TASK OBJECTIVE ▸
Pick out all lines with the word "проблемы" from the records that follow.

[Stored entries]
========================================================================

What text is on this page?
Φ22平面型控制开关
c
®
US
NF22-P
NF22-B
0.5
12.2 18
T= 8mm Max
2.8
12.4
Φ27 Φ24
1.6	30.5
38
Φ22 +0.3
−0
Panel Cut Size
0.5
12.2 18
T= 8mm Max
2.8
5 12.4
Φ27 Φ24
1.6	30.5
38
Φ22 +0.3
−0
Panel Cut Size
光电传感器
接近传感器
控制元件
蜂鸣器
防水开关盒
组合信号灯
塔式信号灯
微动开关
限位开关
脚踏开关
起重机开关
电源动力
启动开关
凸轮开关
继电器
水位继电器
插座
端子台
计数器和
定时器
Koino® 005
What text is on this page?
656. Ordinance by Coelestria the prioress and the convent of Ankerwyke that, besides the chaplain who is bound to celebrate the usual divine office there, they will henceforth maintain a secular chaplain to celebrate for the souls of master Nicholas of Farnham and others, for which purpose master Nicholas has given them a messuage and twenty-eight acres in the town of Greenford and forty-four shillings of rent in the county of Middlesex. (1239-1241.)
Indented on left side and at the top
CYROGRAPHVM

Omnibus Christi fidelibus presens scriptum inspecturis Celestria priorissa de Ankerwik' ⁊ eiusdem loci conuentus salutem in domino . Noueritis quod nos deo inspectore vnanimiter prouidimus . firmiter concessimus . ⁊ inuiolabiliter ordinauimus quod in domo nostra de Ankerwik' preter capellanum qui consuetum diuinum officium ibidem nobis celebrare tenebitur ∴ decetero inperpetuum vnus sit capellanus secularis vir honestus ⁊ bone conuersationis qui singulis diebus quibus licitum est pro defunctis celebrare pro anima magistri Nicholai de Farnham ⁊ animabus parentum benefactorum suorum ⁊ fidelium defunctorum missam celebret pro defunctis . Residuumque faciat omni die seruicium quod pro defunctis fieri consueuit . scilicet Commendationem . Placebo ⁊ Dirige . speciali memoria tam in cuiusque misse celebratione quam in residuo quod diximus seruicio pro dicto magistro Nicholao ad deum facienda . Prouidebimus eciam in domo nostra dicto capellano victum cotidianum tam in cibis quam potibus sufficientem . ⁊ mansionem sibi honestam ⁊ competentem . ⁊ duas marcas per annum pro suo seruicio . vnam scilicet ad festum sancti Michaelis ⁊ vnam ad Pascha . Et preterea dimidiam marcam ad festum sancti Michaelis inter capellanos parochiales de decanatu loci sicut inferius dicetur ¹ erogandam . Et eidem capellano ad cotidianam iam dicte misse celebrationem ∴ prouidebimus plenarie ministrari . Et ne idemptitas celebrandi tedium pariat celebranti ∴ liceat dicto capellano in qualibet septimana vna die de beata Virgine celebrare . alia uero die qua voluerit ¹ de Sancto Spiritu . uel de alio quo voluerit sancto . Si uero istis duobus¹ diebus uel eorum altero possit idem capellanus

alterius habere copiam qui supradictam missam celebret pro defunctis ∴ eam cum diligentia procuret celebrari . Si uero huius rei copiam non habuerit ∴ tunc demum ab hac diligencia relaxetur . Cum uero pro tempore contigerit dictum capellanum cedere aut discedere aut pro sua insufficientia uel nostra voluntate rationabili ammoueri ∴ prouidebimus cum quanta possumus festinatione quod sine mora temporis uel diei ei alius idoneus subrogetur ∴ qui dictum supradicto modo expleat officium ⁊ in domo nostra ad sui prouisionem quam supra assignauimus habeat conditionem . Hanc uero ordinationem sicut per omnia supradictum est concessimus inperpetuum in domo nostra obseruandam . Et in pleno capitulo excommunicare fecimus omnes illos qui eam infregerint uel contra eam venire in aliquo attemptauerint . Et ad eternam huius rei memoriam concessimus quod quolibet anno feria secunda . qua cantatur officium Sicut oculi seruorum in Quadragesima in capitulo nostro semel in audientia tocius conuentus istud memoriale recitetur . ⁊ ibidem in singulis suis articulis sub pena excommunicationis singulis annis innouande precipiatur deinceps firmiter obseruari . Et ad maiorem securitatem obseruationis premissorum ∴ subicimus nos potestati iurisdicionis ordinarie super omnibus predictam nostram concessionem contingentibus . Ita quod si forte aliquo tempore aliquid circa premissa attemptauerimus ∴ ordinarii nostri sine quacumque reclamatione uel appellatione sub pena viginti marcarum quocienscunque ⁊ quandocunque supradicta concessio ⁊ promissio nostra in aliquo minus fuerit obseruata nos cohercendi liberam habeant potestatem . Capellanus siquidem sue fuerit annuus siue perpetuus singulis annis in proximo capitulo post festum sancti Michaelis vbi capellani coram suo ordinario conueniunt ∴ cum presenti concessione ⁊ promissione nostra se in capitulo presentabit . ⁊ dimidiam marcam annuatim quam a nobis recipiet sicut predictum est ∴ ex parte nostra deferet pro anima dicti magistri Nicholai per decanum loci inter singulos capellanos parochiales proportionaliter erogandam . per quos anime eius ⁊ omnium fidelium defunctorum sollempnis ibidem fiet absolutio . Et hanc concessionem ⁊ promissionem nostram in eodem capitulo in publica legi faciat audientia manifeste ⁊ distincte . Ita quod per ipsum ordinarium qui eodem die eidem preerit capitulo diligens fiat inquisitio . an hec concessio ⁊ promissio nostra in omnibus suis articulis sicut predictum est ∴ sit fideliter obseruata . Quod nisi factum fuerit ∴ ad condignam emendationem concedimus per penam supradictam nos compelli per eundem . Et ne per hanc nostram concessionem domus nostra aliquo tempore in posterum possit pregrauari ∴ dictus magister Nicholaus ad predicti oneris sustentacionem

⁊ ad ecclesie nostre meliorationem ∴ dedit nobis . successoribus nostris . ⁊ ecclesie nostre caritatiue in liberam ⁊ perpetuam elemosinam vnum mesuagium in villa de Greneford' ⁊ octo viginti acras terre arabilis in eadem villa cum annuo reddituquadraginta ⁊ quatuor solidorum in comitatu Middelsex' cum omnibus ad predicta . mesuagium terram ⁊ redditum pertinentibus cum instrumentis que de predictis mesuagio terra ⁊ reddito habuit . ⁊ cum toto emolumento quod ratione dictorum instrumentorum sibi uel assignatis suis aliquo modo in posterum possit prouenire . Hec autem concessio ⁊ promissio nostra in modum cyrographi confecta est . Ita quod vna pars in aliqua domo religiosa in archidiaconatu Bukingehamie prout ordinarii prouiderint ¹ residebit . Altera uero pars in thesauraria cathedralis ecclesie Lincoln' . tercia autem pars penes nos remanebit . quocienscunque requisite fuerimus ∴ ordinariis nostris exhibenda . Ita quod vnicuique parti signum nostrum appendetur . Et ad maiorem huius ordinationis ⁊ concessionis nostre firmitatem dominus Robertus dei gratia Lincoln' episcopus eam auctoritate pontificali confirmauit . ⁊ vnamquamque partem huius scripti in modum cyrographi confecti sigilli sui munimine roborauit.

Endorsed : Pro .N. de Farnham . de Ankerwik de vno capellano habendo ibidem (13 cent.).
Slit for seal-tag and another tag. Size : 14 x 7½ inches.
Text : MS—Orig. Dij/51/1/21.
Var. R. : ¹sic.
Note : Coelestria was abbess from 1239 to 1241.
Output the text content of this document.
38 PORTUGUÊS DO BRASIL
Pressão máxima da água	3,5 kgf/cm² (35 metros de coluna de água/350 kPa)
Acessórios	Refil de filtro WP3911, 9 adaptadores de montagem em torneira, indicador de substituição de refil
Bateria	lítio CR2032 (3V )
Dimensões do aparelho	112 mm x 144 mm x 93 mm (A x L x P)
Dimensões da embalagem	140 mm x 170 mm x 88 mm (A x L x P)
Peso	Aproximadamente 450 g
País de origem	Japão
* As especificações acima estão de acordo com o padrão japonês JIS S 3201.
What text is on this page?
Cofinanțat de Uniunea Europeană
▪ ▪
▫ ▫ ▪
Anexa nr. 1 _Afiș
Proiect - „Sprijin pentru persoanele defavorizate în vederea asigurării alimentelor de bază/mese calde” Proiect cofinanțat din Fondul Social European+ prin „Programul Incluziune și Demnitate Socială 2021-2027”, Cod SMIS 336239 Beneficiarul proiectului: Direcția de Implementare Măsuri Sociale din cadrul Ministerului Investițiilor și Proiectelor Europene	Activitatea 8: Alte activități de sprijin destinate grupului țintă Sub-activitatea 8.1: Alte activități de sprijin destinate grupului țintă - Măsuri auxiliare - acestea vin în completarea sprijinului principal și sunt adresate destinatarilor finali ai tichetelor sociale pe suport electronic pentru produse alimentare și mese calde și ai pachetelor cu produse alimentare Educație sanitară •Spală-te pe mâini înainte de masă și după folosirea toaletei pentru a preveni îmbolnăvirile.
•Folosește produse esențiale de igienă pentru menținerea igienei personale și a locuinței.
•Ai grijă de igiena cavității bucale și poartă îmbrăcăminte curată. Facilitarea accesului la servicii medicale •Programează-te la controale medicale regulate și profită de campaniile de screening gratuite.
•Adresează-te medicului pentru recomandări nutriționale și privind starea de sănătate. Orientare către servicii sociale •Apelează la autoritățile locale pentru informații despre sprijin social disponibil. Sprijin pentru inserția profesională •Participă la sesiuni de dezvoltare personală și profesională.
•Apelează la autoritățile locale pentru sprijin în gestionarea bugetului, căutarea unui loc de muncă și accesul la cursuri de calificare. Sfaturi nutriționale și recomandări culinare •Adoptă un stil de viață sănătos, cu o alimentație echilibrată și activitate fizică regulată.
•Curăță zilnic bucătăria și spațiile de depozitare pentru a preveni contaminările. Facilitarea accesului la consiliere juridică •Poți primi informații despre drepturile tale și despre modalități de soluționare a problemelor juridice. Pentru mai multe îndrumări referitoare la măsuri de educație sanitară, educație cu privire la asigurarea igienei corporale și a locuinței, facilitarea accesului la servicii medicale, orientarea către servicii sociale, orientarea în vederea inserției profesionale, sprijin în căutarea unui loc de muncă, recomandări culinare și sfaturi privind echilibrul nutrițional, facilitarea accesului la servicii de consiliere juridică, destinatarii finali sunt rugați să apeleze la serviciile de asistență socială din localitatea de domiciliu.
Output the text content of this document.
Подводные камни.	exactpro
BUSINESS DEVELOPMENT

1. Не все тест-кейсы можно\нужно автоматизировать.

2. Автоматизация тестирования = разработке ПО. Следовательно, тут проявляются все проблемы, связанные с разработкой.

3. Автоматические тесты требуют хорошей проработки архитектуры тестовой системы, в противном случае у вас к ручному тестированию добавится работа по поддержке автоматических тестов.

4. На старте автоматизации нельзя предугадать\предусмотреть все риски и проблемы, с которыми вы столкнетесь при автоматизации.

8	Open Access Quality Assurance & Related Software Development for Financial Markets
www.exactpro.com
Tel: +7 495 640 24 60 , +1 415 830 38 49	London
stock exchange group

========================================================================

CORRECT RESULT ▸
2. Автоматизация тестирования = разработке ПО. Следовательно, тут проявляются все проблемы, связанные с разработкой.
4. На старте автоматизации нельзя предугадать\предусмотреть все риски и проблемы, с которыми вы столкнетесь при автоматизации.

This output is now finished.